What the task asks: Decide whether each statement below agrees with the JavaFX excerpt, answering yes or no and quoting the words from the excerpt that settle it. 1. The rectangle is filled with blue. 2. The commenter iam_peter develops Java in Eclipse on Windows. 3. After the jar was added to the project, the two imports were still marked red.

Document excerpt:
Group group = new Group(){{
}};

Rectangle rect = new Rectangle() {{
$width.setAsFloat(200.0f);
$height.setAsFloat(200.0f);
$fill.set(Color.$BLUE);
}};

Text text = new Text() {{
$x.setAsFloat(20.0f);
$y.setAsFloat(20.0f);
$content.set("Greetings Earthling!");
$fill.set(Color.$WHITE);
}};

Matt Hicks said... @ May 6, 2009 at 1:35 PM

Good suggestion Jim, that does make it look a little bit nicer.

iam_peter said... @ May 26, 2009 at 6:23 AM

Thanks for this example. isearched the web for days now and did not find a good solution to create javafx objects in java classes. i came here from this post http://forums.sun.com/thread.jspa?forumID=932&threadID=5370054 .

but i have a problem with the code. my enviroment is mac os X leopard and i develope java with eclipse. pure java and javafx projects compile fine, but your class wouldn't.

first the two imports were marked red:

import com.sun.scenario.scenegraph.JSGPanel;
import com.sun.scenario.scenegraph.SGNode;

but i searched the web and found this http://download.java.net/javadesktop/scenario/releases/0.6/ and included the jar into my project. now it is not marked red at all, but when i want to run it the console tells me:

Exception in thread "main" java.lang.NoClassDefFoundError: javafx/scene/Group
Caused by: java.lang.ClassNotFoundException: javafx.scene.Group
at java.net.URLClassLoader$1.run(URLClassLoader.java:200)

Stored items
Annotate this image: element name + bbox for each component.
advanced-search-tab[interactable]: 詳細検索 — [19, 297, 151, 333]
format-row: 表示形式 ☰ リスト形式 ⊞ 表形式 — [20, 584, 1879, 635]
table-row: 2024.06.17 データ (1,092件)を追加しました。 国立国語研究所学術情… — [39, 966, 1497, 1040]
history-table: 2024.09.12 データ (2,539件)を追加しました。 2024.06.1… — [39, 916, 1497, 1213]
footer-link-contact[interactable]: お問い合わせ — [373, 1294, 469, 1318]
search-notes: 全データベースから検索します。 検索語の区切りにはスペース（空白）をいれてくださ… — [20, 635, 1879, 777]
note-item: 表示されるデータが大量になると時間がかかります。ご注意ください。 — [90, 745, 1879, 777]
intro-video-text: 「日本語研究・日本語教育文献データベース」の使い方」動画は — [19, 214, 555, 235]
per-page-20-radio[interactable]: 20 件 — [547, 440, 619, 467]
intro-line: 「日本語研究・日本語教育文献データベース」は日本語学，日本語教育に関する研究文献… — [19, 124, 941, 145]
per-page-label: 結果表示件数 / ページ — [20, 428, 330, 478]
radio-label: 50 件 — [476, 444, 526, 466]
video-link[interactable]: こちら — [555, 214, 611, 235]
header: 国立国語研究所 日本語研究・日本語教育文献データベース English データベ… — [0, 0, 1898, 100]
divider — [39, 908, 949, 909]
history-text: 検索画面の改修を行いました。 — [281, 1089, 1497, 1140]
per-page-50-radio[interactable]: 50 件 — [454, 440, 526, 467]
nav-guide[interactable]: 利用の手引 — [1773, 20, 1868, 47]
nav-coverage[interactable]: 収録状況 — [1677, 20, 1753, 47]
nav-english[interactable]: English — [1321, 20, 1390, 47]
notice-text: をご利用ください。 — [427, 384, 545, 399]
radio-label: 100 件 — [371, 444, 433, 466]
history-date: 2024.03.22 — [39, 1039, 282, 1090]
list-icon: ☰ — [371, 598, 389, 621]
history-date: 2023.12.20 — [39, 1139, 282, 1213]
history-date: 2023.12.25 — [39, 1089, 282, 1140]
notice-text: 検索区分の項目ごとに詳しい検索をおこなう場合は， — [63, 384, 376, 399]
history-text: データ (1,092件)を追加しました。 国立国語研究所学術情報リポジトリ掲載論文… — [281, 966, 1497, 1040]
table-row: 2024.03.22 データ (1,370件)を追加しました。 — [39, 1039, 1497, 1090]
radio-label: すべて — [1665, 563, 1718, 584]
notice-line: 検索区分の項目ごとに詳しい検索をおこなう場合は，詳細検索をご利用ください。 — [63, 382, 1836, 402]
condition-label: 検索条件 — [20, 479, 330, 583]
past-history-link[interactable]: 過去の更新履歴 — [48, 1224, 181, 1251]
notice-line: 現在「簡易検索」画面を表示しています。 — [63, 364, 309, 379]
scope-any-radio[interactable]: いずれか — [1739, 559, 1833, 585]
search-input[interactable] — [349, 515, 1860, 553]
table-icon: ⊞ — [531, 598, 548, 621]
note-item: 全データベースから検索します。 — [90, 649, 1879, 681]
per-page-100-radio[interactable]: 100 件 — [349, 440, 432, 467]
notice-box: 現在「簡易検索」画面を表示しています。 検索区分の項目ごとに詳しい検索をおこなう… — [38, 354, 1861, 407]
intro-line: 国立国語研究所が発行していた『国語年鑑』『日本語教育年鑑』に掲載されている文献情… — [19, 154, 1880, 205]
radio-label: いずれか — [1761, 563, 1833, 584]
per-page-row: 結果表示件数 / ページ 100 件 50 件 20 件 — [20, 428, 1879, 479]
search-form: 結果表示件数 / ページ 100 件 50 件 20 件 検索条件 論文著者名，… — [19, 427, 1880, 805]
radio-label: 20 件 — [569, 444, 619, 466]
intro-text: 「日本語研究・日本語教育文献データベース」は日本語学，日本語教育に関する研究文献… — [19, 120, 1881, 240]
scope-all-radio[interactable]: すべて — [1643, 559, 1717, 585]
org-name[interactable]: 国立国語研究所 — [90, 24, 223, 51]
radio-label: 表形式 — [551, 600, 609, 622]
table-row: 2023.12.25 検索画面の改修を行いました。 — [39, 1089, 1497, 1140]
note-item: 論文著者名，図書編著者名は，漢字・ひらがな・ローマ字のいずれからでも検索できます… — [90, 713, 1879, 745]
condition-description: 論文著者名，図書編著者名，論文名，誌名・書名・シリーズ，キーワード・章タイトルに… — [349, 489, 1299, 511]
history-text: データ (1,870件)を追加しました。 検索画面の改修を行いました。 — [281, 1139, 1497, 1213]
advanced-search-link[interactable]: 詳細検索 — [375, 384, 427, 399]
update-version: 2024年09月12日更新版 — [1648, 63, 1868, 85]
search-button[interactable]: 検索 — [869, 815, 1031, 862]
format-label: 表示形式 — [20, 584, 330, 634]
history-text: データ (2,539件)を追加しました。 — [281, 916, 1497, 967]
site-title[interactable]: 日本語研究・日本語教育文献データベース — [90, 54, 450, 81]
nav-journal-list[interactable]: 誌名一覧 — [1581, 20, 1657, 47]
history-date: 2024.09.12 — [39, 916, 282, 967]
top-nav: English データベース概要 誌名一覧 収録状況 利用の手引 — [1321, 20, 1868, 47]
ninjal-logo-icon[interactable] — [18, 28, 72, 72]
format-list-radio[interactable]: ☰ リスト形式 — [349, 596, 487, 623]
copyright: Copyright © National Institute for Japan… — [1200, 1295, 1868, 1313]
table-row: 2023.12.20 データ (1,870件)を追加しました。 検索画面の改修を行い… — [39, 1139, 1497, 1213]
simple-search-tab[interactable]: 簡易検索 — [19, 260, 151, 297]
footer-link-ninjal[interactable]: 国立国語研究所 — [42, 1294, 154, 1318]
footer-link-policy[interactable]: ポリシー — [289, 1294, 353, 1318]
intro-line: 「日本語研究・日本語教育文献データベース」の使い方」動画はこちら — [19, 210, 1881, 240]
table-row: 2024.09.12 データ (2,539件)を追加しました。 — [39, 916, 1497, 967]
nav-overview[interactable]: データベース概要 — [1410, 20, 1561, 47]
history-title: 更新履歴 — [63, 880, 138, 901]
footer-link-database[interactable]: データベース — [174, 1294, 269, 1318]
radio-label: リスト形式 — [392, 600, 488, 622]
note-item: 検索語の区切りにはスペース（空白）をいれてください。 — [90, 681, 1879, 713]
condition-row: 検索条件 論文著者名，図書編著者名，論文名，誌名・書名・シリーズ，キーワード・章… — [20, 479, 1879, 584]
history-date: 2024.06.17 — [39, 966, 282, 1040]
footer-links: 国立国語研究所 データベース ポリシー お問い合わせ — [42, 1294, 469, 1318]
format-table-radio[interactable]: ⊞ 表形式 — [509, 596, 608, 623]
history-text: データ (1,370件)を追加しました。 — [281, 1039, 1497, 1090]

Output of the task:
1. Yes: "$fill.set(Color.$BLUE);"
2. No: "my enviroment is mac os X leopard and i develope java with eclipse."
3. No: "now it is not marked red at all"